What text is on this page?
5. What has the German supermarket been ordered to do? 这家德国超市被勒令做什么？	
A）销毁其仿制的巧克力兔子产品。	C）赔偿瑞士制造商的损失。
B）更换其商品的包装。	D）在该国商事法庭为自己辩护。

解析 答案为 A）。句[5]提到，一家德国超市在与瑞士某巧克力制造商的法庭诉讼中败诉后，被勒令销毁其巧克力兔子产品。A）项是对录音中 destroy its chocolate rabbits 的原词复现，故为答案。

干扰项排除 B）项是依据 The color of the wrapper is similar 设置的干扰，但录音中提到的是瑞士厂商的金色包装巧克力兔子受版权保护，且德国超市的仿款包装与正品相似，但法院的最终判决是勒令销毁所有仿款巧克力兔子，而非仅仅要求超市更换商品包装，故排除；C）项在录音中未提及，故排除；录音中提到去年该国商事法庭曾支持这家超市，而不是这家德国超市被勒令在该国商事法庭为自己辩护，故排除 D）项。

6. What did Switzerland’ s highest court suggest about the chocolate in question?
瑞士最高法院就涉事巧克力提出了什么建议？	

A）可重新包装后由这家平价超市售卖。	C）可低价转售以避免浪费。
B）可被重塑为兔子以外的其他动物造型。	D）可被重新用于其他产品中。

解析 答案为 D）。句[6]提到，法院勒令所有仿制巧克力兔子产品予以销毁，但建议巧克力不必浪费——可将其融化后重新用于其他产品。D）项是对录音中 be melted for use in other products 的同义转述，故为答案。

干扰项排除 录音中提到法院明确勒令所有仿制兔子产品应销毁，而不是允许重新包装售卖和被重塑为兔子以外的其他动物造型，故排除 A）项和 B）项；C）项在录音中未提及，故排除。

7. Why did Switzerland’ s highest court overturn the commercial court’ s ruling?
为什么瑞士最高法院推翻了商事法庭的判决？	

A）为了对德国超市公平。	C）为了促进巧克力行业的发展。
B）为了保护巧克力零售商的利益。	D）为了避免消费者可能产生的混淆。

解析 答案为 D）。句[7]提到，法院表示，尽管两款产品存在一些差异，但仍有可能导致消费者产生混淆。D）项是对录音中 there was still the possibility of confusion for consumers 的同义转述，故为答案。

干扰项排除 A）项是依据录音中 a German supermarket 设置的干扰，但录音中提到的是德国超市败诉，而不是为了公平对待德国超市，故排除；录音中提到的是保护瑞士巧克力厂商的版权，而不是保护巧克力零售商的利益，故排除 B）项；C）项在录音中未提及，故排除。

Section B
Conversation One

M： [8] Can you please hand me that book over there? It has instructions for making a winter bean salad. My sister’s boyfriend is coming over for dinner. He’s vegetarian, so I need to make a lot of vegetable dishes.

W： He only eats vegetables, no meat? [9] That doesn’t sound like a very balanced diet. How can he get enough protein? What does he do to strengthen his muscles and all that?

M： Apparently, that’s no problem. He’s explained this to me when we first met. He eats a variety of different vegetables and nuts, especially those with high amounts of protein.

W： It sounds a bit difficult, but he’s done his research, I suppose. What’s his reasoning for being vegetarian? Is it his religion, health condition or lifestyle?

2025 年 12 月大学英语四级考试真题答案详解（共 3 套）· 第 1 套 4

·····

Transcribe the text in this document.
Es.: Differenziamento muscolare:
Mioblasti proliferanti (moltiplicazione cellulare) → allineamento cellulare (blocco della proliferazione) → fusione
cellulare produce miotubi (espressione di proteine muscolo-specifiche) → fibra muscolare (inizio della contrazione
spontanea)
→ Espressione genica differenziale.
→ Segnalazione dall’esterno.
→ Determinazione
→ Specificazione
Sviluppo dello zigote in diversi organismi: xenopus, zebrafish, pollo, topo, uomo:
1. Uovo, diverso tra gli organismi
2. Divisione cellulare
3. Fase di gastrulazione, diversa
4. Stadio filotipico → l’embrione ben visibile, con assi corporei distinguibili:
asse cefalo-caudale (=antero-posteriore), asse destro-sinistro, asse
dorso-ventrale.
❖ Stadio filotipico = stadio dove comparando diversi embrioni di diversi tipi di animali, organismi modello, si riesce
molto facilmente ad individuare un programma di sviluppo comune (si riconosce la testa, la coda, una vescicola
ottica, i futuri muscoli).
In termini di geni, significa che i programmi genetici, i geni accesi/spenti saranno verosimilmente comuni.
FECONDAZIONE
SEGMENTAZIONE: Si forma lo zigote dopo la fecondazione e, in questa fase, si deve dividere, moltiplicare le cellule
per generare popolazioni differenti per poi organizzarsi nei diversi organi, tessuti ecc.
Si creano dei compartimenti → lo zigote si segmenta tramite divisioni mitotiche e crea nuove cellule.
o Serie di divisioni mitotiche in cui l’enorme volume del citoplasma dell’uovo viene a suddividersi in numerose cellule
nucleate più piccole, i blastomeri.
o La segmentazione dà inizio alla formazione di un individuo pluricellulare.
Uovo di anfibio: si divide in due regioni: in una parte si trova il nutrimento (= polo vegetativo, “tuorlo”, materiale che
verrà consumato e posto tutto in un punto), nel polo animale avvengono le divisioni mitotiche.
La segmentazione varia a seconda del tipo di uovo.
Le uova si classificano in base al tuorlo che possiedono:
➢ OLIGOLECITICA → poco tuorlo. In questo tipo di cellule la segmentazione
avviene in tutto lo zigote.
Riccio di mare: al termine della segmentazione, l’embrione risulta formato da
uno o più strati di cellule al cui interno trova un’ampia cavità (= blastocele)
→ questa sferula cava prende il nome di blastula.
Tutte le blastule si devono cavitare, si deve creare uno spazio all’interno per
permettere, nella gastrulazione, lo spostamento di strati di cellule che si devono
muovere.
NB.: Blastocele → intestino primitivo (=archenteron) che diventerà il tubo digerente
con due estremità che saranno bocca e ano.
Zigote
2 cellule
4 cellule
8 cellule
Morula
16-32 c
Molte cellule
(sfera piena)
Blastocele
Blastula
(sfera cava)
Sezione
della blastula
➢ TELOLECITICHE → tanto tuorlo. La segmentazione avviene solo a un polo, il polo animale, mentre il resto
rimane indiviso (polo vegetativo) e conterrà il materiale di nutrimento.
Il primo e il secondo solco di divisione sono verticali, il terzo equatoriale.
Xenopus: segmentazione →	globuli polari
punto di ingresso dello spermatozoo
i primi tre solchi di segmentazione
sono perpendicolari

·····

Your instructions – Extract every line of the records above that contains the word "highest".

Solution –
6. What did Switzerland’ s highest court suggest about the chocolate in question?
7. Why did Switzerland’ s highest court overturn the commercial court’ s ruling?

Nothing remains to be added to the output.